Task to carry out — Pick out all lines of the entries that include the word "JSON" and copy them.

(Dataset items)
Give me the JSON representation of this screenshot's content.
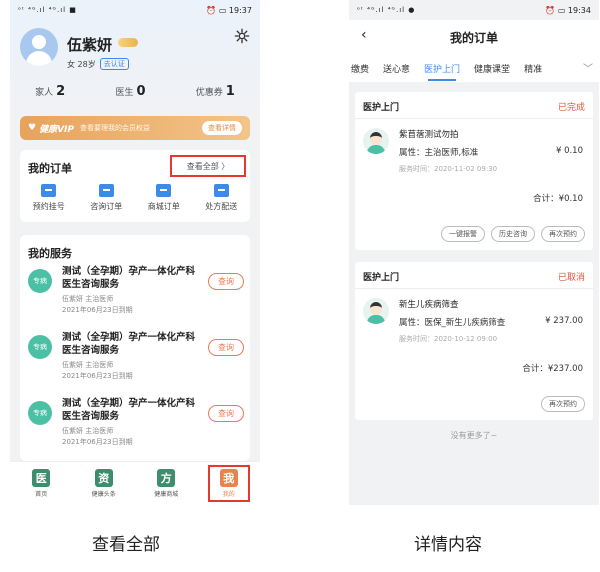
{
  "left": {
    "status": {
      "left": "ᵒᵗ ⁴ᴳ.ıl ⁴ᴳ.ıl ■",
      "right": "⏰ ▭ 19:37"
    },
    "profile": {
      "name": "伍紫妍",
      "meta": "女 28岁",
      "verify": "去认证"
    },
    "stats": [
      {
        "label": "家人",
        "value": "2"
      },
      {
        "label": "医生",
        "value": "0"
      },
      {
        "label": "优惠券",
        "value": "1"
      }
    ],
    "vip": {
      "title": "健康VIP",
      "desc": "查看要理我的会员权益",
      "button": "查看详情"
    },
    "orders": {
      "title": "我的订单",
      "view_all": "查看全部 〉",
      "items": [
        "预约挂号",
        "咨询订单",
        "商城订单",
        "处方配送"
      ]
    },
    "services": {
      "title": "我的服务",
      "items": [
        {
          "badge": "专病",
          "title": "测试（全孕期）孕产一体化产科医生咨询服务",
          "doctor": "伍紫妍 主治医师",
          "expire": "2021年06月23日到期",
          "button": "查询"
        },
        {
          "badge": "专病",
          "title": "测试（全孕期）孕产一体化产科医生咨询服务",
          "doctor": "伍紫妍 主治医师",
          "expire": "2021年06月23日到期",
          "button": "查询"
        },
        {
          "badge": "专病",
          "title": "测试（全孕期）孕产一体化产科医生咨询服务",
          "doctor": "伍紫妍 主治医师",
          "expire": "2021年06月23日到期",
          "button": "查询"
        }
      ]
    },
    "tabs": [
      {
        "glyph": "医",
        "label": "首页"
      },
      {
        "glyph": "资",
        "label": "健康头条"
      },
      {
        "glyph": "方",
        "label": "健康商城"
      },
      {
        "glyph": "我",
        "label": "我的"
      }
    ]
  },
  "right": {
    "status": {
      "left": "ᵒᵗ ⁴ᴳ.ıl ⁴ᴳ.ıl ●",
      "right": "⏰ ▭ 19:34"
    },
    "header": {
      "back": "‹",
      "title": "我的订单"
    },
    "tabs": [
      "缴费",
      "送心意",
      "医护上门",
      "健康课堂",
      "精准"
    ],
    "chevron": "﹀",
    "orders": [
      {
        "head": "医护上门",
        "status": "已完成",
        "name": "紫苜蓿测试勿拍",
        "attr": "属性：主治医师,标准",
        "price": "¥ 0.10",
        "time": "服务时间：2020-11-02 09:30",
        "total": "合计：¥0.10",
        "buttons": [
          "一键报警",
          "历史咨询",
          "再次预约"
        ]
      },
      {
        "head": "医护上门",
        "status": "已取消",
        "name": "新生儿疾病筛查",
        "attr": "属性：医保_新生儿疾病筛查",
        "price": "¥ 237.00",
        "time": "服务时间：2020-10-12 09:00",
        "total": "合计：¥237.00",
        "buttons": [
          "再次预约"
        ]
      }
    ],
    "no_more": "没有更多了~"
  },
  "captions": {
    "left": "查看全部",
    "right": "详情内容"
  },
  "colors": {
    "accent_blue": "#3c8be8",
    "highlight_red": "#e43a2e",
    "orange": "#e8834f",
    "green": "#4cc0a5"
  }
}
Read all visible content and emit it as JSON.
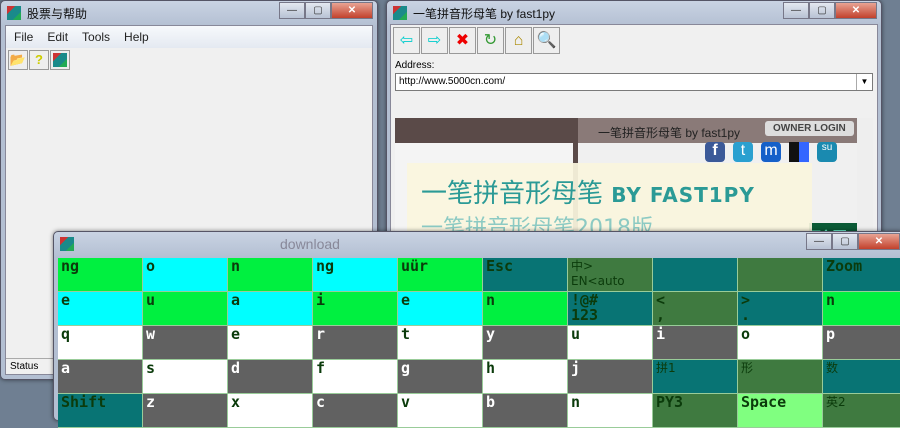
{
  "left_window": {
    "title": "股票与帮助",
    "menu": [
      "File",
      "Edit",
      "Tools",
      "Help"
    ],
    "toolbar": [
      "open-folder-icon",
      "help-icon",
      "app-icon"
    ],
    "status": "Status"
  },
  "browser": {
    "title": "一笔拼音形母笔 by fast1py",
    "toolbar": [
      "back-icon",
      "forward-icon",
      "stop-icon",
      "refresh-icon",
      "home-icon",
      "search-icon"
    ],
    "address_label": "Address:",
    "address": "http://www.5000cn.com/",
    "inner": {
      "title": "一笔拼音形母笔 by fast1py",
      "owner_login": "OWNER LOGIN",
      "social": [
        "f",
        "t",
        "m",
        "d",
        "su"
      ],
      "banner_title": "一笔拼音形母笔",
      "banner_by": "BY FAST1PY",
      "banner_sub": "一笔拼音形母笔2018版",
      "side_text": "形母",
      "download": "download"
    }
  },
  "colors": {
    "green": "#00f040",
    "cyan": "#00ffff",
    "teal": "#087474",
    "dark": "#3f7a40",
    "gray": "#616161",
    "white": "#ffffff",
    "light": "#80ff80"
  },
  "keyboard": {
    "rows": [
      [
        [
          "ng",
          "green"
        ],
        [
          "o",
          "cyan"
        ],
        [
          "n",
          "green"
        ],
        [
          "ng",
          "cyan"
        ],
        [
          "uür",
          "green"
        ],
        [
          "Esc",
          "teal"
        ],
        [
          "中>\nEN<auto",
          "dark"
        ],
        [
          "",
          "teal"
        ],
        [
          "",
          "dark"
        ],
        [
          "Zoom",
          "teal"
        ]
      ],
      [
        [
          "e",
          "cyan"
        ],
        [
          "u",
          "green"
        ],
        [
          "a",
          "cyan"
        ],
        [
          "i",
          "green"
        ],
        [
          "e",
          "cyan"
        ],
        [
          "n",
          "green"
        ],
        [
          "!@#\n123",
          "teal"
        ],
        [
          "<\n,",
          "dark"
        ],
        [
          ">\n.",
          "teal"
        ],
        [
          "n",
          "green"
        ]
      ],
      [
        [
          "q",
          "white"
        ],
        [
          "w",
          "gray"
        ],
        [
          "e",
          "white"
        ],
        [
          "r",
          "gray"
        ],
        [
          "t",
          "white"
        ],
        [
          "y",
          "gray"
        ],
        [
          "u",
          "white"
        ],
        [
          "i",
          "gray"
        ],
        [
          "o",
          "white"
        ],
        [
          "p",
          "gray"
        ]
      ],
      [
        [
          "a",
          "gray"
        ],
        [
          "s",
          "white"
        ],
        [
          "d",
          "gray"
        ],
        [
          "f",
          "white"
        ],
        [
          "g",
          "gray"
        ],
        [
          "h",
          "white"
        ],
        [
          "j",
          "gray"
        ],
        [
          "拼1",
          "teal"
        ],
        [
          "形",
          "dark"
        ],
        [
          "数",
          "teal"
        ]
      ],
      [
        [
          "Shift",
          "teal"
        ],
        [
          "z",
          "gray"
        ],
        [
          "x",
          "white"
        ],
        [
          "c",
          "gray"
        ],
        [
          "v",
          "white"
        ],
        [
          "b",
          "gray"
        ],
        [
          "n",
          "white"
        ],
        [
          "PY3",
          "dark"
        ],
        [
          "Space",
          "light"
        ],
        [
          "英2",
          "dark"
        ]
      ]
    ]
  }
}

Task answer —
Give me the JSON representation of this screenshot's content.
Read all visible content and emit it as JSON.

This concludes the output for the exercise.